### Exercise objective
Your task is to print all of the data word for word.

** start Working data **

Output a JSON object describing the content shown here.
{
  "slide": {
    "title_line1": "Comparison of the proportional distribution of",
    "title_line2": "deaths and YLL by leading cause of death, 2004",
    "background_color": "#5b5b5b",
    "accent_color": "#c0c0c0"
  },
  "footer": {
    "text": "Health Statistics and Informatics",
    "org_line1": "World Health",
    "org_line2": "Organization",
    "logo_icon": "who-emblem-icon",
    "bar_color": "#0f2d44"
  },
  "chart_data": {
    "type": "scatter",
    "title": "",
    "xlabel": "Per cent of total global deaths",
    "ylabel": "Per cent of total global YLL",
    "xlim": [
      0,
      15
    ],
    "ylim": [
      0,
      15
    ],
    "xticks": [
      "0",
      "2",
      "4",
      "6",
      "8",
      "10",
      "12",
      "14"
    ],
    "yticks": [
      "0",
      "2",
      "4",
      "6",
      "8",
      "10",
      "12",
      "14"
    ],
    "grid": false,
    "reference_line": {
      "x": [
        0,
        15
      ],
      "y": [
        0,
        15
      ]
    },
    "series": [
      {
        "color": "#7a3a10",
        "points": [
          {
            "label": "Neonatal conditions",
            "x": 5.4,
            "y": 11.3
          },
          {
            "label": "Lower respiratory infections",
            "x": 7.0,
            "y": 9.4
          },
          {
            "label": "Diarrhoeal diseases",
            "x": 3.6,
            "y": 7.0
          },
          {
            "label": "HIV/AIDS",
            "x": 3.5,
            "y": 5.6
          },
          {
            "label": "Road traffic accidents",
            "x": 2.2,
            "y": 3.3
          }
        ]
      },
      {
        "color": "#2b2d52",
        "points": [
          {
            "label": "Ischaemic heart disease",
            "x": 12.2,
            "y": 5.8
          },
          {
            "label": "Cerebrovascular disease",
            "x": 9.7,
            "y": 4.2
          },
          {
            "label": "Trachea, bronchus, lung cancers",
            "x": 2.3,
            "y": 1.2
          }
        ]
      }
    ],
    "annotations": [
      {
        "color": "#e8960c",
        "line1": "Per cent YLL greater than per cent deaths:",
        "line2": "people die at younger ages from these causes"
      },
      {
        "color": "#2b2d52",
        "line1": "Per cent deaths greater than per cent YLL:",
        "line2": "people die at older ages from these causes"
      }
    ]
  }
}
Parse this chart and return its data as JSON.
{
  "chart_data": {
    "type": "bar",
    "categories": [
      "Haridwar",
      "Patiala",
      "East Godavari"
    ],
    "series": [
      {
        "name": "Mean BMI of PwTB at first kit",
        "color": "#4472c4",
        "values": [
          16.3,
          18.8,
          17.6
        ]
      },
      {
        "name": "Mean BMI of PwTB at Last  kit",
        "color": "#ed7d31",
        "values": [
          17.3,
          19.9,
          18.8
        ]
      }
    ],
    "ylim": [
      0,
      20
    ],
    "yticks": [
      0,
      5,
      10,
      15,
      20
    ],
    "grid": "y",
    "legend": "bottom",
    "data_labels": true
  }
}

** end Working data **

### Task result
Output a JSON object describing the content shown here.
{
  "slide": {
    "title_line1": "Comparison of the proportional distribution of",
    "title_line2": "deaths and YLL by leading cause of death, 2004",
    "background_color": "#5b5b5b",
    "accent_color": "#c0c0c0"
  },
  "footer": {
    "text": "Health Statistics and Informatics",
    "org_line1": "World Health",
    "org_line2": "Organization",
    "logo_icon": "who-emblem-icon",
    "bar_color": "#0f2d44"
  },
  "chart_data": {
    "type": "scatter",
    "title": "",
    "xlabel": "Per cent of total global deaths",
    "ylabel": "Per cent of total global YLL",
    "xlim": [
      0,
      15
    ],
    "ylim": [
      0,
      15
    ],
    "xticks": [
      "0",
      "2",
      "4",
      "6",
      "8",
      "10",
      "12",
      "14"
    ],
    "yticks": [
      "0",
      "2",
      "4",
      "6",
      "8",
      "10",
      "12",
      "14"
    ],
    "grid": false,
    "reference_line": {
      "x": [
        0,
        15
      ],
      "y": [
        0,
        15
      ]
    },
    "series": [
      {
        "color": "#7a3a10",
        "points": [
          {
            "label": "Neonatal conditions",
            "x": 5.4,
            "y": 11.3
          },
          {
            "label": "Lower respiratory infections",
            "x": 7.0,
            "y": 9.4
          },
          {
            "label": "Diarrhoeal diseases",
            "x": 3.6,
            "y": 7.0
          },
          {
            "label": "HIV/AIDS",
            "x": 3.5,
            "y": 5.6
          },
          {
            "label": "Road traffic accidents",
            "x": 2.2,
            "y": 3.3
          }
        ]
      },
      {
        "color": "#2b2d52",
        "points": [
          {
            "label": "Ischaemic heart disease",
            "x": 12.2,
            "y": 5.8
          },
          {
            "label": "Cerebrovascular disease",
            "x": 9.7,
            "y": 4.2
          },
          {
            "label": "Trachea, bronchus, lung cancers",
            "x": 2.3,
            "y": 1.2
          }
        ]
      }
    ],
    "annotations": [
      {
        "color": "#e8960c",
        "line1": "Per cent YLL greater than per cent deaths:",
        "line2": "people die at younger ages from these causes"
      },
      {
        "color": "#2b2d52",
        "line1": "Per cent deaths greater than per cent YLL:",
        "line2": "people die at older ages from these causes"
      }
    ]
  }
}
Parse this chart and return its data as JSON.
{
  "chart_data": {
    "type": "bar",
    "categories": [
      "Haridwar",
      "Patiala",
      "East Godavari"
    ],
    "series": [
      {
        "name": "Mean BMI of PwTB at first kit",
        "color": "#4472c4",
        "values": [
          16.3,
          18.8,
          17.6
        ]
      },
      {
        "name": "Mean BMI of PwTB at Last  kit",
        "color": "#ed7d31",
        "values": [
          17.3,
          19.9,
          18.8
        ]
      }
    ],
    "ylim": [
      0,
      20
    ],
    "yticks": [
      0,
      5,
      10,
      15,
      20
    ],
    "grid": "y",
    "legend": "bottom",
    "data_labels": true
  }
}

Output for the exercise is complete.